Supplied records |
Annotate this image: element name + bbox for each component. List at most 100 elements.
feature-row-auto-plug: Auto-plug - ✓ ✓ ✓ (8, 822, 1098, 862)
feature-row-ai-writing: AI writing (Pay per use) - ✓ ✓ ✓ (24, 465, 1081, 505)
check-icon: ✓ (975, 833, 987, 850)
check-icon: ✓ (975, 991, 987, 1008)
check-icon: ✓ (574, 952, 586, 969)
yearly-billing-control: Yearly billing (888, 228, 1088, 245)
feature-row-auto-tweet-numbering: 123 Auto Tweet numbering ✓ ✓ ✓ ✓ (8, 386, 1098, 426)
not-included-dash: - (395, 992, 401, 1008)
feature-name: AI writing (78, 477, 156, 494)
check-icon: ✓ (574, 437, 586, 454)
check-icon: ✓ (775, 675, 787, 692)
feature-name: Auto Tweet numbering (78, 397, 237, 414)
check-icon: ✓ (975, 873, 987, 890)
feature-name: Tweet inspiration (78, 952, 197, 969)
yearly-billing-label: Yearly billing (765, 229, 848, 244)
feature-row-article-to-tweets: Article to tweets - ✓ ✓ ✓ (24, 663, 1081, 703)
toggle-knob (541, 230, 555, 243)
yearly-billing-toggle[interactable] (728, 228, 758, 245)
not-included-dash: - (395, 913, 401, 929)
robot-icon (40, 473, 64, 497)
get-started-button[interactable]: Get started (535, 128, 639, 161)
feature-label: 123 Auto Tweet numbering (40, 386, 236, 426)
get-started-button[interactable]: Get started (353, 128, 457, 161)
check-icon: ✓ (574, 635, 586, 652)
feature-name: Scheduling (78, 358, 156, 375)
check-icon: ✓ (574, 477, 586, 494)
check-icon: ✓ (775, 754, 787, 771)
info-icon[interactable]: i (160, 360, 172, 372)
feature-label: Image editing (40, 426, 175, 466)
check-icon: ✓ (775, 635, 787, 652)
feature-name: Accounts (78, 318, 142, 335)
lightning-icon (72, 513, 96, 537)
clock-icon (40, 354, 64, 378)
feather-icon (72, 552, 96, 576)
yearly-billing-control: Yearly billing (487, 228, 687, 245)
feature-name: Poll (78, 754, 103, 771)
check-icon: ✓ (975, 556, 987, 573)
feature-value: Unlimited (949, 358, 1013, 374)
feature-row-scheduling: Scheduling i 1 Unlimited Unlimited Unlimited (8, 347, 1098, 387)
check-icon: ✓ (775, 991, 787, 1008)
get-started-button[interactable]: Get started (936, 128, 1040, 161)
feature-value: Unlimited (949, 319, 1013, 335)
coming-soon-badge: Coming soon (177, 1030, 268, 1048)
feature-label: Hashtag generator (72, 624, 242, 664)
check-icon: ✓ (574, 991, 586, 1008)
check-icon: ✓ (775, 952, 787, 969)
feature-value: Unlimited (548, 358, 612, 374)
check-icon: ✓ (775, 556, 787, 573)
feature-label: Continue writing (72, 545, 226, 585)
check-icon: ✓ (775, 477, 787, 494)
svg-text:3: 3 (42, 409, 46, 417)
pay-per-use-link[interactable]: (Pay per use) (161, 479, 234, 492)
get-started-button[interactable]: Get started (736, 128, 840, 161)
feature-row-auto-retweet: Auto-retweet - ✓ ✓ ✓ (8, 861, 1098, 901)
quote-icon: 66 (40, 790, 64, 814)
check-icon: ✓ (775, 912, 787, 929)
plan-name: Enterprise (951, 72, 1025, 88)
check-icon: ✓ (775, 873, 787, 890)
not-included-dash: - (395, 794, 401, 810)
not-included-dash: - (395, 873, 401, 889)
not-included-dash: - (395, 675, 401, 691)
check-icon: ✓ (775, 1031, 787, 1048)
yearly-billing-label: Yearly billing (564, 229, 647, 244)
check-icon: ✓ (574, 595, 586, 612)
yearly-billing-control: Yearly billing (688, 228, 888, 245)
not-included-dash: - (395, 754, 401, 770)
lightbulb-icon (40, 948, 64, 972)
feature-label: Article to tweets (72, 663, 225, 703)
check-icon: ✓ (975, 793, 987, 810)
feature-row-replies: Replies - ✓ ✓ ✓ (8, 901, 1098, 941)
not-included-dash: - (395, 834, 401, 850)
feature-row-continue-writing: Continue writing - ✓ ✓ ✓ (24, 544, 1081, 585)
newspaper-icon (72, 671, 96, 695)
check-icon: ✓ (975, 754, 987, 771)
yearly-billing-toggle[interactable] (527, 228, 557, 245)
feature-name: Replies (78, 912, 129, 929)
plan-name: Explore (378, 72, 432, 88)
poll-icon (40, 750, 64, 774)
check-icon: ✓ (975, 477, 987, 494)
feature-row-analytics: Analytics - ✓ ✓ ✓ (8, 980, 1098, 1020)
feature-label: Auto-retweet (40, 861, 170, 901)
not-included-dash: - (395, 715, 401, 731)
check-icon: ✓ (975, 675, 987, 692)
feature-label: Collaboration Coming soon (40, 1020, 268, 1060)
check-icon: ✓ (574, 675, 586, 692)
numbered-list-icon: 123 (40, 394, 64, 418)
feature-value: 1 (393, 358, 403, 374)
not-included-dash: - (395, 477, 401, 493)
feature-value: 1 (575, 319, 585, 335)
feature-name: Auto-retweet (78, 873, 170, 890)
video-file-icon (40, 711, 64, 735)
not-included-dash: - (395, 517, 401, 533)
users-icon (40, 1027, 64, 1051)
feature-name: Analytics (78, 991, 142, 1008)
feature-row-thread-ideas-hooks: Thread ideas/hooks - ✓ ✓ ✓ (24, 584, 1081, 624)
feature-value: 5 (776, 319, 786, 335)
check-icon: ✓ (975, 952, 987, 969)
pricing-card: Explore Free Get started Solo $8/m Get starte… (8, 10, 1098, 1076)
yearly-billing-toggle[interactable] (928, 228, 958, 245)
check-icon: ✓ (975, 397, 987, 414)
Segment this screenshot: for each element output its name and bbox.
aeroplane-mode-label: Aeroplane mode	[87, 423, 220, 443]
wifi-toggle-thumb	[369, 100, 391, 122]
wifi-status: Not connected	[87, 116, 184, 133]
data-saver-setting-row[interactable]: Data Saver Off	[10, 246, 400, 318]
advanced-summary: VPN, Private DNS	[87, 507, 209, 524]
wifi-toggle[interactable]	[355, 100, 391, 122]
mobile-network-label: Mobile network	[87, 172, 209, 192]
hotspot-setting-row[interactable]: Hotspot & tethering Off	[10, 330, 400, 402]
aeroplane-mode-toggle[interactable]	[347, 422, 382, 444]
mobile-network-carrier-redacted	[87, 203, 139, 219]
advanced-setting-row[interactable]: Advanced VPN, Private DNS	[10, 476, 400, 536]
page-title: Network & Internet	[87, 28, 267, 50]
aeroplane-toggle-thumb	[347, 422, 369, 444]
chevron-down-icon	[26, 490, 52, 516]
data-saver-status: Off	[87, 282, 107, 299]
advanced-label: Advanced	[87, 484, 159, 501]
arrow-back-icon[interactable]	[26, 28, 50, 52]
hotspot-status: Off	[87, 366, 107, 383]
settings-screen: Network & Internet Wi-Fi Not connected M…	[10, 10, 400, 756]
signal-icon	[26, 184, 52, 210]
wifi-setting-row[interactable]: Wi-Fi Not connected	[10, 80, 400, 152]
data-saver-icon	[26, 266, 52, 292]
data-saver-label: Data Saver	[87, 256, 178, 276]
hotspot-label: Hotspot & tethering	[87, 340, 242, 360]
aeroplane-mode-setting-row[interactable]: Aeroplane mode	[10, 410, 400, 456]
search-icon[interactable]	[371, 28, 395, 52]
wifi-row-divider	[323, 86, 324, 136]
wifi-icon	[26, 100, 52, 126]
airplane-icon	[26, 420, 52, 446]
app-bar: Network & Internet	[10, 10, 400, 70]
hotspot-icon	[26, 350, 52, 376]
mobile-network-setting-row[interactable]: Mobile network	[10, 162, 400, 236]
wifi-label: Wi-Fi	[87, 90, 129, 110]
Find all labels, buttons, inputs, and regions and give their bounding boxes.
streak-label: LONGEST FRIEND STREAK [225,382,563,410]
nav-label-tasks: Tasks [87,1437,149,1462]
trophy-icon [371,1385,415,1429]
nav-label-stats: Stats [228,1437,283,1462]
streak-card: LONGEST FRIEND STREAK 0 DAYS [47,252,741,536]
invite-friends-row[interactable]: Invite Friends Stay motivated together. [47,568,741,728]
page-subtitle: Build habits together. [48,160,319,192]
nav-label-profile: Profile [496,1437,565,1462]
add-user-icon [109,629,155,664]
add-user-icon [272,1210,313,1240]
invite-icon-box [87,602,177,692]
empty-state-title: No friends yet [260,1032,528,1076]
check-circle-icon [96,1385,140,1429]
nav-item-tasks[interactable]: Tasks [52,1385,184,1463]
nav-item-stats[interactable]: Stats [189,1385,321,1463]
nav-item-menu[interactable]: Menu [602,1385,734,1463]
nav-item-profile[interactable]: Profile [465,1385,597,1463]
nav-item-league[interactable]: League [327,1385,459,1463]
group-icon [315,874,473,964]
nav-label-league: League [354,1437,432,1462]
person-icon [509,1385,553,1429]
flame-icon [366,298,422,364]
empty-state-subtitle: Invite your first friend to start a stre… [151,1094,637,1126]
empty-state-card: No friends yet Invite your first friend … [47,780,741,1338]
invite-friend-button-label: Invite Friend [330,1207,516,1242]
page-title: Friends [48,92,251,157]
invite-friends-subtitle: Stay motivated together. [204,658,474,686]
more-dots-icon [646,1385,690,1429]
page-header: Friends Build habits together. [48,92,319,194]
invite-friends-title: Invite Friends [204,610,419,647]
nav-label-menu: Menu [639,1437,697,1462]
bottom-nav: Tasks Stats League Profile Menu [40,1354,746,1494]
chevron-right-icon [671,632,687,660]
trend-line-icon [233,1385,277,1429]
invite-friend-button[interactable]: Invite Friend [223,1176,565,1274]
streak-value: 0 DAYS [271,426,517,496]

Aim | Return each line above that contains the string "Private". Case must match.

Task output |
advanced-summary: VPN, Private DNS	[87, 507, 209, 524]
advanced-setting-row[interactable]: Advanced VPN, Private DNS	[10, 476, 400, 536]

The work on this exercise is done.